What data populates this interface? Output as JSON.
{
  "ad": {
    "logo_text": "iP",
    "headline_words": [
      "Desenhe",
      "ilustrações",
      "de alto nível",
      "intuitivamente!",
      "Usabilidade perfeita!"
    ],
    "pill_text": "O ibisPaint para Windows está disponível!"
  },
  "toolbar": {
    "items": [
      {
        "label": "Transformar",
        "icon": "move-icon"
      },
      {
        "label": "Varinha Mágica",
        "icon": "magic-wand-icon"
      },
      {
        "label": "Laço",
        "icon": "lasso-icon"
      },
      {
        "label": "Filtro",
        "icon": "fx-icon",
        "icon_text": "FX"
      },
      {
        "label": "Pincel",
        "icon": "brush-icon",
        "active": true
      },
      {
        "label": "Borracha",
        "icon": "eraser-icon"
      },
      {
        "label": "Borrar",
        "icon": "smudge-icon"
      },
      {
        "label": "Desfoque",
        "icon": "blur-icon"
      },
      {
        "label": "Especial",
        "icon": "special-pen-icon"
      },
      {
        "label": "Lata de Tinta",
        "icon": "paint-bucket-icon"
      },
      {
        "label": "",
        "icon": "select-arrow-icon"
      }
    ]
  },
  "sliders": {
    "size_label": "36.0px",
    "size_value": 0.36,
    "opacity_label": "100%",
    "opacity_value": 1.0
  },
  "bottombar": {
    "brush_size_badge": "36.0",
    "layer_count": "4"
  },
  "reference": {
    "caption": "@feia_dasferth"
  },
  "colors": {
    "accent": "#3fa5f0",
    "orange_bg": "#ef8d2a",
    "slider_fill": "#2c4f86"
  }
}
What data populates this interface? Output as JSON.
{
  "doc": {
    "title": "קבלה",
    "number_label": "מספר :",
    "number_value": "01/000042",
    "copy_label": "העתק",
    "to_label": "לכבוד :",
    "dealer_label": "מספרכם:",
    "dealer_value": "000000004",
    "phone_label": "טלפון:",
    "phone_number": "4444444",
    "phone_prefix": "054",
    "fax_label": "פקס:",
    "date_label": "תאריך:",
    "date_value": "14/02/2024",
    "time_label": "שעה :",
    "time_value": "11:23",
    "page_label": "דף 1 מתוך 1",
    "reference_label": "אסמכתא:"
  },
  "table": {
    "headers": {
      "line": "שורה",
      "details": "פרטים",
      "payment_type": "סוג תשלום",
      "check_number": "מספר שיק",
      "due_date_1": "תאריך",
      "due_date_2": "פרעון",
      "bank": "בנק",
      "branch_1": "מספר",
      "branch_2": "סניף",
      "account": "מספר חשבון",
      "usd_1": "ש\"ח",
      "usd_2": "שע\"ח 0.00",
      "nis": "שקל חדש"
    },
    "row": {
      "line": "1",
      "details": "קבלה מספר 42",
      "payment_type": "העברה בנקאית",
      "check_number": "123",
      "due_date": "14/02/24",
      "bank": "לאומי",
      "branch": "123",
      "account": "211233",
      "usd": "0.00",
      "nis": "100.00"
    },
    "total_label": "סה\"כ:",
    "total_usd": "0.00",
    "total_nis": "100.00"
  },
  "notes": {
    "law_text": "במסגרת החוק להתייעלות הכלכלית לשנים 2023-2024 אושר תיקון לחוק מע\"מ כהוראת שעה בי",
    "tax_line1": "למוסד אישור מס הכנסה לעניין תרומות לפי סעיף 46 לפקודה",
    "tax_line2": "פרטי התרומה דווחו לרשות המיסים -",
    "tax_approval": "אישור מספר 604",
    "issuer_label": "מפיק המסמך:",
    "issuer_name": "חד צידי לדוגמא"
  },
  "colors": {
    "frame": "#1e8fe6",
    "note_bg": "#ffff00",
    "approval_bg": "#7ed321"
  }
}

§ **TO BE DONE**
Extract every line above exactly as it stands.

§ **THE RESPONSE**
What data populates this interface? Output as JSON.
{
  "ad": {
    "logo_text": "iP",
    "headline_words": [
      "Desenhe",
      "ilustrações",
      "de alto nível",
      "intuitivamente!",
      "Usabilidade perfeita!"
    ],
    "pill_text": "O ibisPaint para Windows está disponível!"
  },
  "toolbar": {
    "items": [
      {
        "label": "Transformar",
        "icon": "move-icon"
      },
      {
        "label": "Varinha Mágica",
        "icon": "magic-wand-icon"
      },
      {
        "label": "Laço",
        "icon": "lasso-icon"
      },
      {
        "label": "Filtro",
        "icon": "fx-icon",
        "icon_text": "FX"
      },
      {
        "label": "Pincel",
        "icon": "brush-icon",
        "active": true
      },
      {
        "label": "Borracha",
        "icon": "eraser-icon"
      },
      {
        "label": "Borrar",
        "icon": "smudge-icon"
      },
      {
        "label": "Desfoque",
        "icon": "blur-icon"
      },
      {
        "label": "Especial",
        "icon": "special-pen-icon"
      },
      {
        "label": "Lata de Tinta",
        "icon": "paint-bucket-icon"
      },
      {
        "label": "",
        "icon": "select-arrow-icon"
      }
    ]
  },
  "sliders": {
    "size_label": "36.0px",
    "size_value": 0.36,
    "opacity_label": "100%",
    "opacity_value": 1.0
  },
  "bottombar": {
    "brush_size_badge": "36.0",
    "layer_count": "4"
  },
  "reference": {
    "caption": "@feia_dasferth"
  },
  "colors": {
    "accent": "#3fa5f0",
    "orange_bg": "#ef8d2a",
    "slider_fill": "#2c4f86"
  }
}
What data populates this interface? Output as JSON.
{
  "doc": {
    "title": "קבלה",
    "number_label": "מספר :",
    "number_value": "01/000042",
    "copy_label": "העתק",
    "to_label": "לכבוד :",
    "dealer_label": "מספרכם:",
    "dealer_value": "000000004",
    "phone_label": "טלפון:",
    "phone_number": "4444444",
    "phone_prefix": "054",
    "fax_label": "פקס:",
    "date_label": "תאריך:",
    "date_value": "14/02/2024",
    "time_label": "שעה :",
    "time_value": "11:23",
    "page_label": "דף 1 מתוך 1",
    "reference_label": "אסמכתא:"
  },
  "table": {
    "headers": {
      "line": "שורה",
      "details": "פרטים",
      "payment_type": "סוג תשלום",
      "check_number": "מספר שיק",
      "due_date_1": "תאריך",
      "due_date_2": "פרעון",
      "bank": "בנק",
      "branch_1": "מספר",
      "branch_2": "סניף",
      "account": "מספר חשבון",
      "usd_1": "ש\"ח",
      "usd_2": "שע\"ח 0.00",
      "nis": "שקל חדש"
    },
    "row": {
      "line": "1",
      "details": "קבלה מספר 42",
      "payment_type": "העברה בנקאית",
      "check_number": "123",
      "due_date": "14/02/24",
      "bank": "לאומי",
      "branch": "123",
      "account": "211233",
      "usd": "0.00",
      "nis": "100.00"
    },
    "total_label": "סה\"כ:",
    "total_usd": "0.00",
    "total_nis": "100.00"
  },
  "notes": {
    "law_text": "במסגרת החוק להתייעלות הכלכלית לשנים 2023-2024 אושר תיקון לחוק מע\"מ כהוראת שעה בי",
    "tax_line1": "למוסד אישור מס הכנסה לעניין תרומות לפי סעיף 46 לפקודה",
    "tax_line2": "פרטי התרומה דווחו לרשות המיסים -",
    "tax_approval": "אישור מספר 604",
    "issuer_label": "מפיק המסמך:",
    "issuer_name": "חד צידי לדוגמא"
  },
  "colors": {
    "frame": "#1e8fe6",
    "note_bg": "#ffff00",
    "approval_bg": "#7ed321"
  }
}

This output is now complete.